▸ **Dataset records**

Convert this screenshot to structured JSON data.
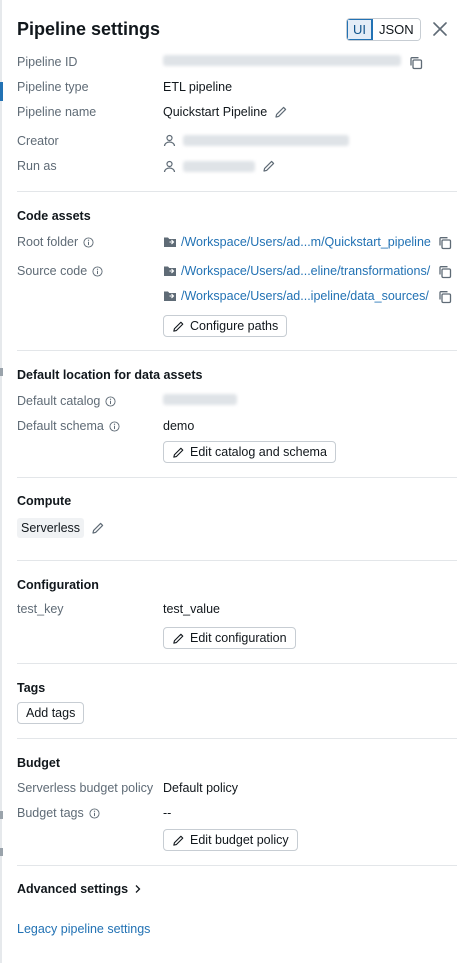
{
  "header": {
    "title": "Pipeline settings",
    "mode_tabs": [
      {
        "label": "UI",
        "active": true
      },
      {
        "label": "JSON",
        "active": false
      }
    ]
  },
  "details": {
    "pipeline_id_label": "Pipeline ID",
    "pipeline_type_label": "Pipeline type",
    "pipeline_type_value": "ETL pipeline",
    "pipeline_name_label": "Pipeline name",
    "pipeline_name_value": "Quickstart Pipeline",
    "creator_label": "Creator",
    "run_as_label": "Run as"
  },
  "code_assets": {
    "title": "Code assets",
    "root_folder_label": "Root folder",
    "root_folder_path": "/Workspace/Users/ad...m/Quickstart_pipeline",
    "source_code_label": "Source code",
    "source_paths": [
      "/Workspace/Users/ad...eline/transformations/",
      "/Workspace/Users/ad...ipeline/data_sources/"
    ],
    "configure_button": "Configure paths"
  },
  "default_location": {
    "title": "Default location for data assets",
    "catalog_label": "Default catalog",
    "schema_label": "Default schema",
    "schema_value": "demo",
    "edit_button": "Edit catalog and schema"
  },
  "compute": {
    "title": "Compute",
    "value": "Serverless"
  },
  "configuration": {
    "title": "Configuration",
    "key": "test_key",
    "value": "test_value",
    "edit_button": "Edit configuration"
  },
  "tags": {
    "title": "Tags",
    "add_button": "Add tags"
  },
  "budget": {
    "title": "Budget",
    "policy_label": "Serverless budget policy",
    "policy_value": "Default policy",
    "tags_label": "Budget tags",
    "tags_value": "--",
    "edit_button": "Edit budget policy"
  },
  "advanced": {
    "label": "Advanced settings"
  },
  "legacy": {
    "link": "Legacy pipeline settings"
  },
  "colors": {
    "accent": "#2272b4",
    "label_text": "#5f6b76",
    "border": "#c7cdd3"
  }
}
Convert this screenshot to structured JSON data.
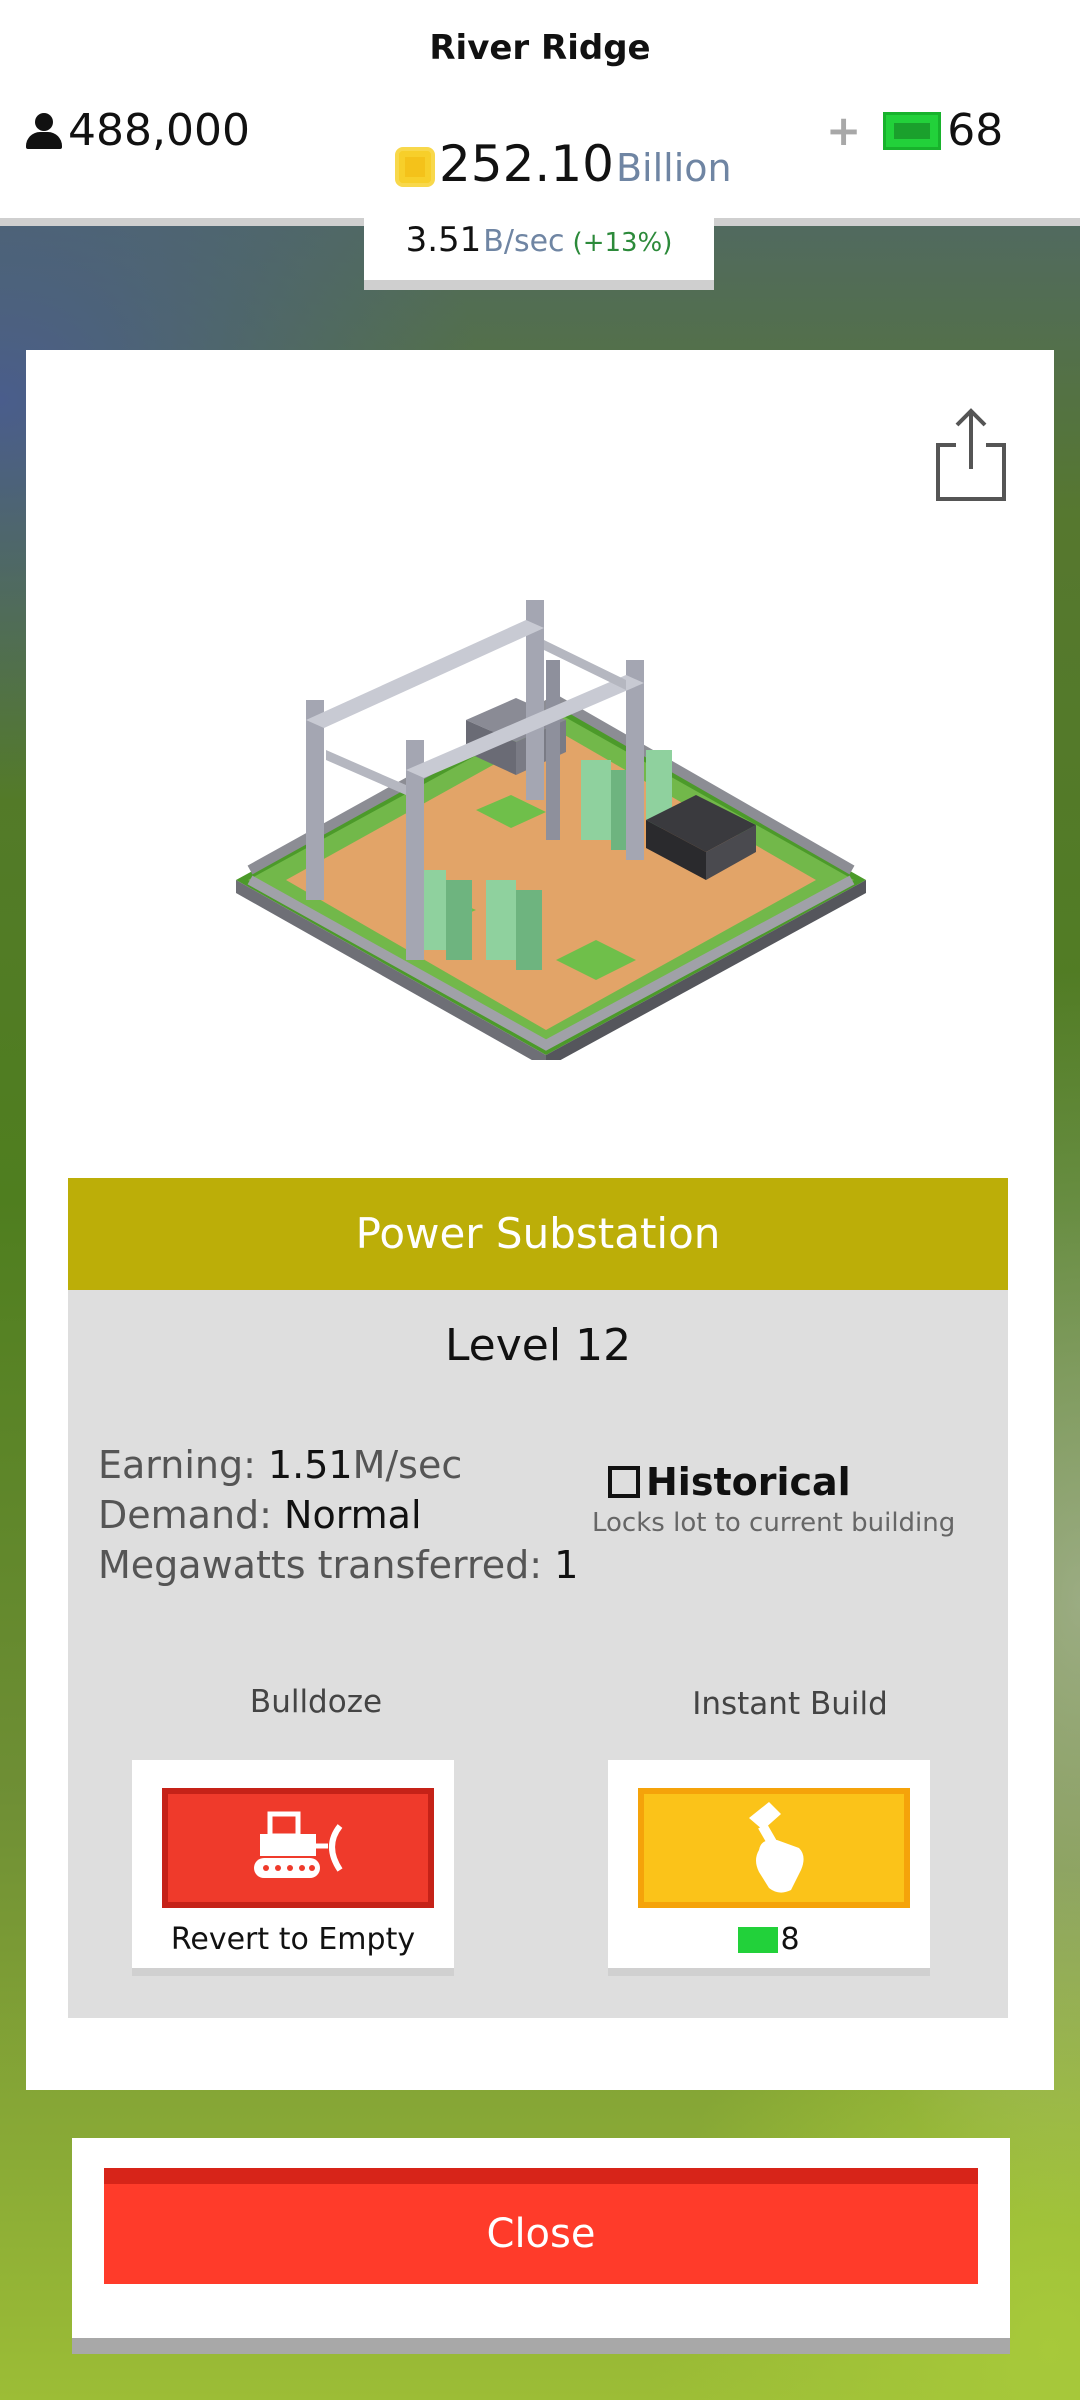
{
  "header": {
    "city_name": "River Ridge",
    "population": "488,000",
    "coins_amount": "252.10",
    "coins_unit": "Billion",
    "cash_plus": "+",
    "cash_amount": "68",
    "rate_amount": "3.51",
    "rate_unit": "B/sec",
    "rate_change": "(+13%)"
  },
  "building": {
    "name": "Power Substation",
    "level": "Level 12",
    "stats": {
      "earning_label": "Earning: ",
      "earning_value": "1.51",
      "earning_unit": "M/sec",
      "demand_label": "Demand: ",
      "demand_value": "Normal",
      "megawatts_label": "Megawatts transferred: ",
      "megawatts_value": "1"
    },
    "historical_label": "Historical",
    "historical_checked": false,
    "historical_desc": "Locks lot to current building"
  },
  "actions": {
    "bulldoze_label": "Bulldoze",
    "bulldoze_caption": "Revert to Empty",
    "instant_build_label": "Instant Build",
    "instant_build_cost": "8"
  },
  "close_label": "Close",
  "icons": {
    "population": "person-icon",
    "coins": "coin-icon",
    "cash": "cash-icon",
    "share": "share-icon",
    "bulldoze": "bulldozer-icon",
    "instant_build": "hammer-hand-icon"
  },
  "colors": {
    "title_bar": "#bcae08",
    "bulldoze": "#ef3a2b",
    "instant_build": "#fbc319",
    "close": "#ff3b2a",
    "cash": "#22d13a",
    "coin": "#f4c21a"
  }
}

▸ **WHAT YOU WILL DO**
Across the records, how many lines contain "catalog"? Only the number should be given.

▸ **RESPONSE TO THE TASK**
2